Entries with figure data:
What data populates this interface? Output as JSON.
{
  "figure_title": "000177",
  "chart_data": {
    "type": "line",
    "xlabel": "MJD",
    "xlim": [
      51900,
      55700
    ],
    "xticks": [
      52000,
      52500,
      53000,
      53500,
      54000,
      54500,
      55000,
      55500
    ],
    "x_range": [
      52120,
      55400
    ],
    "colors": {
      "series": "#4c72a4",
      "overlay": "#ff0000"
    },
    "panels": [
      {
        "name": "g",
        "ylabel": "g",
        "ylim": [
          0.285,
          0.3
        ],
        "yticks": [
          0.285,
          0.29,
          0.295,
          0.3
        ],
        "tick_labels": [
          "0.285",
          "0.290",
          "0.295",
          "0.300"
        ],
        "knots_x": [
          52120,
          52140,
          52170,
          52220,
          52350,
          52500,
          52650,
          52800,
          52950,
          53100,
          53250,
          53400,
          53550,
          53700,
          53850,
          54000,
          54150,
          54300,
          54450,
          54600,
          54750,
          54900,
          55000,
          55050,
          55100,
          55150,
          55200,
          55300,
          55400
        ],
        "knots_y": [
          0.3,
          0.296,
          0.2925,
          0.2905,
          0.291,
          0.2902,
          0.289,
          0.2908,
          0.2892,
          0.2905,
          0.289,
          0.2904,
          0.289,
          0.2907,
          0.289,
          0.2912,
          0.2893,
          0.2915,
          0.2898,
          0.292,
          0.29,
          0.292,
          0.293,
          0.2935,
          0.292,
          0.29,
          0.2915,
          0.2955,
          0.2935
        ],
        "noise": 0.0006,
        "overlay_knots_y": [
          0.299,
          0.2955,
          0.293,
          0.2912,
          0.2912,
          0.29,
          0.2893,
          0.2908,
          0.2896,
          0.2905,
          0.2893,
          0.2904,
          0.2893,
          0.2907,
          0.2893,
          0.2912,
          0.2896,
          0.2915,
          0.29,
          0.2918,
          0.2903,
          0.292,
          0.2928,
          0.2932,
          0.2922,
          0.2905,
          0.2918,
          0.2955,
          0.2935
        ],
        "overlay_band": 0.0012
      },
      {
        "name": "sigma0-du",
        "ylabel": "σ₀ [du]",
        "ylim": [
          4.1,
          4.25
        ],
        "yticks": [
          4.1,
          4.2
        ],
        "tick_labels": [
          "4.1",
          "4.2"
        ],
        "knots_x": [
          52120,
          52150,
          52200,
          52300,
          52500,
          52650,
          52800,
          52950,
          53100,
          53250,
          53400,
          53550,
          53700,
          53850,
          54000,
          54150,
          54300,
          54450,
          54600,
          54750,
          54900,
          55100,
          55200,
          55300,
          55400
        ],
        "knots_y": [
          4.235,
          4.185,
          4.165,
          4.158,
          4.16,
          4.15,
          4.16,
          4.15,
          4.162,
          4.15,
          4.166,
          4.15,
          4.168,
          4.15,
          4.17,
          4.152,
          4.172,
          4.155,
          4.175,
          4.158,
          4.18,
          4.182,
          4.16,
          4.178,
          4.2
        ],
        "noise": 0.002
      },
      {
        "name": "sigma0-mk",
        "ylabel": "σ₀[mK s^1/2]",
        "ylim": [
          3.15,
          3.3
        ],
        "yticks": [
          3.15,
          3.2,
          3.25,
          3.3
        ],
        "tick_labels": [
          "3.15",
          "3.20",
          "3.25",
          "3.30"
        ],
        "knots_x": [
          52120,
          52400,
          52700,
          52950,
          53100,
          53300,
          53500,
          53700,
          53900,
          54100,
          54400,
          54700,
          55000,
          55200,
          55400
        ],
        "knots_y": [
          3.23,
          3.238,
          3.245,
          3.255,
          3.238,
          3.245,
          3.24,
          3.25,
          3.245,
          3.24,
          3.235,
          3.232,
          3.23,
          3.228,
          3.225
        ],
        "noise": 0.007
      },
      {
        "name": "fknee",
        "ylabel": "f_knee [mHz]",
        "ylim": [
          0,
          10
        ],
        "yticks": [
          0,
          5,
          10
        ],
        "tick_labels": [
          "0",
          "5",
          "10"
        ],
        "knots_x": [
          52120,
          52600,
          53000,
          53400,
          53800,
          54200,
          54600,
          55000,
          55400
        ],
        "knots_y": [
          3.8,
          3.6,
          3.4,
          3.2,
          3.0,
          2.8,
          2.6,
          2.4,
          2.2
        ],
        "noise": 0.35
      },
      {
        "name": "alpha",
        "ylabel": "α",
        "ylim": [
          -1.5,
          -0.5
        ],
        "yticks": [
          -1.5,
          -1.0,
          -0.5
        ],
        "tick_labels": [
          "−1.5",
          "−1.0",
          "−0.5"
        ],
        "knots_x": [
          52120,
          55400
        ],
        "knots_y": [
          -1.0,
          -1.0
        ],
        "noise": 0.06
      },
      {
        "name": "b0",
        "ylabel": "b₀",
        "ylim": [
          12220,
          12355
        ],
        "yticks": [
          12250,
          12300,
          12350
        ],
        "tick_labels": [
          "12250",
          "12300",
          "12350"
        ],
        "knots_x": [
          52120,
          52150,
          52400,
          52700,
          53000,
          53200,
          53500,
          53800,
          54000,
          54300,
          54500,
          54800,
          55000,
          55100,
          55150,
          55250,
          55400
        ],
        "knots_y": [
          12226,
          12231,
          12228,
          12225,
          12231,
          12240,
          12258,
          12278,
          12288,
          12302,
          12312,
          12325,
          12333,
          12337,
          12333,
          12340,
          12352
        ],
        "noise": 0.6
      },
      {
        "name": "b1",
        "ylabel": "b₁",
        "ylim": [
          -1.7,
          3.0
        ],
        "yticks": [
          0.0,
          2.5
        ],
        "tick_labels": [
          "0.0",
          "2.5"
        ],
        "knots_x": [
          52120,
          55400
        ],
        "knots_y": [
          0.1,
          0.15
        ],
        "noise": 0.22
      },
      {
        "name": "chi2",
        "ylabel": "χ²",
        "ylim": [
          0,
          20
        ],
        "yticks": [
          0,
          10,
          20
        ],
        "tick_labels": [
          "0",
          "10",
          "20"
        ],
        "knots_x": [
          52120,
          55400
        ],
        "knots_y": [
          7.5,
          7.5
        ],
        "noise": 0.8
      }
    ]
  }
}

Instructions to follow
Reproduce the listing shown above in its entirety, exactly.

Solution to this exercise
What data populates this interface? Output as JSON.
{
  "figure_title": "000177",
  "chart_data": {
    "type": "line",
    "xlabel": "MJD",
    "xlim": [
      51900,
      55700
    ],
    "xticks": [
      52000,
      52500,
      53000,
      53500,
      54000,
      54500,
      55000,
      55500
    ],
    "x_range": [
      52120,
      55400
    ],
    "colors": {
      "series": "#4c72a4",
      "overlay": "#ff0000"
    },
    "panels": [
      {
        "name": "g",
        "ylabel": "g",
        "ylim": [
          0.285,
          0.3
        ],
        "yticks": [
          0.285,
          0.29,
          0.295,
          0.3
        ],
        "tick_labels": [
          "0.285",
          "0.290",
          "0.295",
          "0.300"
        ],
        "knots_x": [
          52120,
          52140,
          52170,
          52220,
          52350,
          52500,
          52650,
          52800,
          52950,
          53100,
          53250,
          53400,
          53550,
          53700,
          53850,
          54000,
          54150,
          54300,
          54450,
          54600,
          54750,
          54900,
          55000,
          55050,
          55100,
          55150,
          55200,
          55300,
          55400
        ],
        "knots_y": [
          0.3,
          0.296,
          0.2925,
          0.2905,
          0.291,
          0.2902,
          0.289,
          0.2908,
          0.2892,
          0.2905,
          0.289,
          0.2904,
          0.289,
          0.2907,
          0.289,
          0.2912,
          0.2893,
          0.2915,
          0.2898,
          0.292,
          0.29,
          0.292,
          0.293,
          0.2935,
          0.292,
          0.29,
          0.2915,
          0.2955,
          0.2935
        ],
        "noise": 0.0006,
        "overlay_knots_y": [
          0.299,
          0.2955,
          0.293,
          0.2912,
          0.2912,
          0.29,
          0.2893,
          0.2908,
          0.2896,
          0.2905,
          0.2893,
          0.2904,
          0.2893,
          0.2907,
          0.2893,
          0.2912,
          0.2896,
          0.2915,
          0.29,
          0.2918,
          0.2903,
          0.292,
          0.2928,
          0.2932,
          0.2922,
          0.2905,
          0.2918,
          0.2955,
          0.2935
        ],
        "overlay_band": 0.0012
      },
      {
        "name": "sigma0-du",
        "ylabel": "σ₀ [du]",
        "ylim": [
          4.1,
          4.25
        ],
        "yticks": [
          4.1,
          4.2
        ],
        "tick_labels": [
          "4.1",
          "4.2"
        ],
        "knots_x": [
          52120,
          52150,
          52200,
          52300,
          52500,
          52650,
          52800,
          52950,
          53100,
          53250,
          53400,
          53550,
          53700,
          53850,
          54000,
          54150,
          54300,
          54450,
          54600,
          54750,
          54900,
          55100,
          55200,
          55300,
          55400
        ],
        "knots_y": [
          4.235,
          4.185,
          4.165,
          4.158,
          4.16,
          4.15,
          4.16,
          4.15,
          4.162,
          4.15,
          4.166,
          4.15,
          4.168,
          4.15,
          4.17,
          4.152,
          4.172,
          4.155,
          4.175,
          4.158,
          4.18,
          4.182,
          4.16,
          4.178,
          4.2
        ],
        "noise": 0.002
      },
      {
        "name": "sigma0-mk",
        "ylabel": "σ₀[mK s^1/2]",
        "ylim": [
          3.15,
          3.3
        ],
        "yticks": [
          3.15,
          3.2,
          3.25,
          3.3
        ],
        "tick_labels": [
          "3.15",
          "3.20",
          "3.25",
          "3.30"
        ],
        "knots_x": [
          52120,
          52400,
          52700,
          52950,
          53100,
          53300,
          53500,
          53700,
          53900,
          54100,
          54400,
          54700,
          55000,
          55200,
          55400
        ],
        "knots_y": [
          3.23,
          3.238,
          3.245,
          3.255,
          3.238,
          3.245,
          3.24,
          3.25,
          3.245,
          3.24,
          3.235,
          3.232,
          3.23,
          3.228,
          3.225
        ],
        "noise": 0.007
      },
      {
        "name": "fknee",
        "ylabel": "f_knee [mHz]",
        "ylim": [
          0,
          10
        ],
        "yticks": [
          0,
          5,
          10
        ],
        "tick_labels": [
          "0",
          "5",
          "10"
        ],
        "knots_x": [
          52120,
          52600,
          53000,
          53400,
          53800,
          54200,
          54600,
          55000,
          55400
        ],
        "knots_y": [
          3.8,
          3.6,
          3.4,
          3.2,
          3.0,
          2.8,
          2.6,
          2.4,
          2.2
        ],
        "noise": 0.35
      },
      {
        "name": "alpha",
        "ylabel": "α",
        "ylim": [
          -1.5,
          -0.5
        ],
        "yticks": [
          -1.5,
          -1.0,
          -0.5
        ],
        "tick_labels": [
          "−1.5",
          "−1.0",
          "−0.5"
        ],
        "knots_x": [
          52120,
          55400
        ],
        "knots_y": [
          -1.0,
          -1.0
        ],
        "noise": 0.06
      },
      {
        "name": "b0",
        "ylabel": "b₀",
        "ylim": [
          12220,
          12355
        ],
        "yticks": [
          12250,
          12300,
          12350
        ],
        "tick_labels": [
          "12250",
          "12300",
          "12350"
        ],
        "knots_x": [
          52120,
          52150,
          52400,
          52700,
          53000,
          53200,
          53500,
          53800,
          54000,
          54300,
          54500,
          54800,
          55000,
          55100,
          55150,
          55250,
          55400
        ],
        "knots_y": [
          12226,
          12231,
          12228,
          12225,
          12231,
          12240,
          12258,
          12278,
          12288,
          12302,
          12312,
          12325,
          12333,
          12337,
          12333,
          12340,
          12352
        ],
        "noise": 0.6
      },
      {
        "name": "b1",
        "ylabel": "b₁",
        "ylim": [
          -1.7,
          3.0
        ],
        "yticks": [
          0.0,
          2.5
        ],
        "tick_labels": [
          "0.0",
          "2.5"
        ],
        "knots_x": [
          52120,
          55400
        ],
        "knots_y": [
          0.1,
          0.15
        ],
        "noise": 0.22
      },
      {
        "name": "chi2",
        "ylabel": "χ²",
        "ylim": [
          0,
          20
        ],
        "yticks": [
          0,
          10,
          20
        ],
        "tick_labels": [
          "0",
          "10",
          "20"
        ],
        "knots_x": [
          52120,
          55400
        ],
        "knots_y": [
          7.5,
          7.5
        ],
        "noise": 0.8
      }
    ]
  }
}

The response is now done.